** WHAT IS REQUIRED **
Look for "mijn" in the records and copy every line that has it.

** SUPPLIED DATA **
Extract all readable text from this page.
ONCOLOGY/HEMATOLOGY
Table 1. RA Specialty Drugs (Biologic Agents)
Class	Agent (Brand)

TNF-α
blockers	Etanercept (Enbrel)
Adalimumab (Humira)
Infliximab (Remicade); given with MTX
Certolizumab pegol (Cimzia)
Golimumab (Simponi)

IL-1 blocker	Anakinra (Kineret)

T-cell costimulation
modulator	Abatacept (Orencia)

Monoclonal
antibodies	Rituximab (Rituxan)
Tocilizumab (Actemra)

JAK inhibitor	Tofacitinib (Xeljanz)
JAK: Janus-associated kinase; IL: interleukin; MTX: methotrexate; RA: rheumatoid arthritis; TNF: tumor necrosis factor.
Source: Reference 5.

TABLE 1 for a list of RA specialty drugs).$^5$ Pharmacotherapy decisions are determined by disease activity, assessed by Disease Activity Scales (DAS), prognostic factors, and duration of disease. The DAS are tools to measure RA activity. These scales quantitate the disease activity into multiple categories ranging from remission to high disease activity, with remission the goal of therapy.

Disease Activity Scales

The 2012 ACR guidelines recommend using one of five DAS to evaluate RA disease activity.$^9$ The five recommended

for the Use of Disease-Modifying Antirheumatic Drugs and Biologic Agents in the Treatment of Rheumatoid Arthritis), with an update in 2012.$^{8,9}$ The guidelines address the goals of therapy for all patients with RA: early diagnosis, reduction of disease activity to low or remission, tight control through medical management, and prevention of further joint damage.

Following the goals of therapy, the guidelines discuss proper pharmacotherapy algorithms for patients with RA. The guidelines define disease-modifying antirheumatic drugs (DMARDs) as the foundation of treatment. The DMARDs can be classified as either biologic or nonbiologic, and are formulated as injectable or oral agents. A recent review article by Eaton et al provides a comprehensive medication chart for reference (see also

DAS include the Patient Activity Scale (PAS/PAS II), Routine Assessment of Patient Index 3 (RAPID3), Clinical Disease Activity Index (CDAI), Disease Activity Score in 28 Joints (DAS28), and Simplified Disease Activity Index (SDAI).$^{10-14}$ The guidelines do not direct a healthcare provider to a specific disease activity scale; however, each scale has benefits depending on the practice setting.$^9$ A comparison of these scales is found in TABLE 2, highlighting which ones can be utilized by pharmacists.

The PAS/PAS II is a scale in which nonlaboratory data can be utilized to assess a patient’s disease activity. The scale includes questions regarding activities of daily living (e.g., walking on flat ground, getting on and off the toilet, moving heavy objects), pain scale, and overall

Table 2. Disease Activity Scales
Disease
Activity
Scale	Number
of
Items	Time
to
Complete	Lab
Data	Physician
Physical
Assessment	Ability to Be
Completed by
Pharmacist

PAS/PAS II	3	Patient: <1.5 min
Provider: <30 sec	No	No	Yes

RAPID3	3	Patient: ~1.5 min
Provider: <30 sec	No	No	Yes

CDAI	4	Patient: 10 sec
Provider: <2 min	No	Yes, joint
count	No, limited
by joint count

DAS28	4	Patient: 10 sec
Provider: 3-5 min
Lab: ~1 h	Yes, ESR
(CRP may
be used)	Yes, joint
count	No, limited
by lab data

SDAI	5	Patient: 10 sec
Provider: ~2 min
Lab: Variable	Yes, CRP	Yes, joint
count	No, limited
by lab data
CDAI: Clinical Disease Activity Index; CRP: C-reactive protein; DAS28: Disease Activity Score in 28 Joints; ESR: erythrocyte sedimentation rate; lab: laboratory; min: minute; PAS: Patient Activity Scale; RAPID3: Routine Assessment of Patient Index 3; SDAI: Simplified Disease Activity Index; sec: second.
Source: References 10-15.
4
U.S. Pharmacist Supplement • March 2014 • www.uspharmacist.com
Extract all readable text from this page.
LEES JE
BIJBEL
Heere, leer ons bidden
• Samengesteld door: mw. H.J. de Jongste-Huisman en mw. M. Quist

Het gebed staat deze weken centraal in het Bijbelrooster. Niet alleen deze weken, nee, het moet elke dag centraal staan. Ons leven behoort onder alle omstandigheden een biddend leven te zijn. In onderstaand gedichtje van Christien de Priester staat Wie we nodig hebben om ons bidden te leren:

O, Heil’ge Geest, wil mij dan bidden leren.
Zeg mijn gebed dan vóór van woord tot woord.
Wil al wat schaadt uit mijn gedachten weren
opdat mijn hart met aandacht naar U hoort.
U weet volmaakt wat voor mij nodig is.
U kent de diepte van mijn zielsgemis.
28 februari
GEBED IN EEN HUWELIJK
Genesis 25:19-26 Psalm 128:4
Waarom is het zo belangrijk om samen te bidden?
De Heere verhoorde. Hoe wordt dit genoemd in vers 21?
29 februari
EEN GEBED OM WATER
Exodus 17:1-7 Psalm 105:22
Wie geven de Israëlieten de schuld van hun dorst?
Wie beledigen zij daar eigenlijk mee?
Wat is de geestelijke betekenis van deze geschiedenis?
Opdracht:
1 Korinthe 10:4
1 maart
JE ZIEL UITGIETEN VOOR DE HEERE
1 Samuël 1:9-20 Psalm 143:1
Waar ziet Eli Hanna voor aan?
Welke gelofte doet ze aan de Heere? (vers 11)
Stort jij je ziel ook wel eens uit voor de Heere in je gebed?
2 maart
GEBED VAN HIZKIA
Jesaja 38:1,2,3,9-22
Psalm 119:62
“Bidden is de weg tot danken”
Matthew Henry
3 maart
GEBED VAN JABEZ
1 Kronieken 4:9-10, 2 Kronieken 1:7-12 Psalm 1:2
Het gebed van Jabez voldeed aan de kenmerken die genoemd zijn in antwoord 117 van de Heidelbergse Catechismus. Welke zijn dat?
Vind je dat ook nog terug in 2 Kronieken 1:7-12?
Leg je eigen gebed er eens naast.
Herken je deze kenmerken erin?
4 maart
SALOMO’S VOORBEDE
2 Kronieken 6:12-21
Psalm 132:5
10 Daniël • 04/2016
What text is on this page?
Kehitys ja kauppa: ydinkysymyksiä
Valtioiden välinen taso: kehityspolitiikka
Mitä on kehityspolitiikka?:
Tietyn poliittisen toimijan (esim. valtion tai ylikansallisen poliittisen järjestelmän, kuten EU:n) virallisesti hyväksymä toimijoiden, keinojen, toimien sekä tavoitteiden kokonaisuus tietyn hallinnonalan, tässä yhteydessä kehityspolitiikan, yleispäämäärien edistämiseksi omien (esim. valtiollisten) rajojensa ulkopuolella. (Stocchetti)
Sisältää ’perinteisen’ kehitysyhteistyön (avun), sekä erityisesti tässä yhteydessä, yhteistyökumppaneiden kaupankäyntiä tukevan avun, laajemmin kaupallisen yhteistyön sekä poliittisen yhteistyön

** EXERCISE ANSWER **
Zeg mijn gebed dan vóór van woord tot woord.
Wil al wat schaadt uit mijn gedachten weren
opdat mijn hart met aandacht naar U hoort.
U kent de diepte van mijn zielsgemis.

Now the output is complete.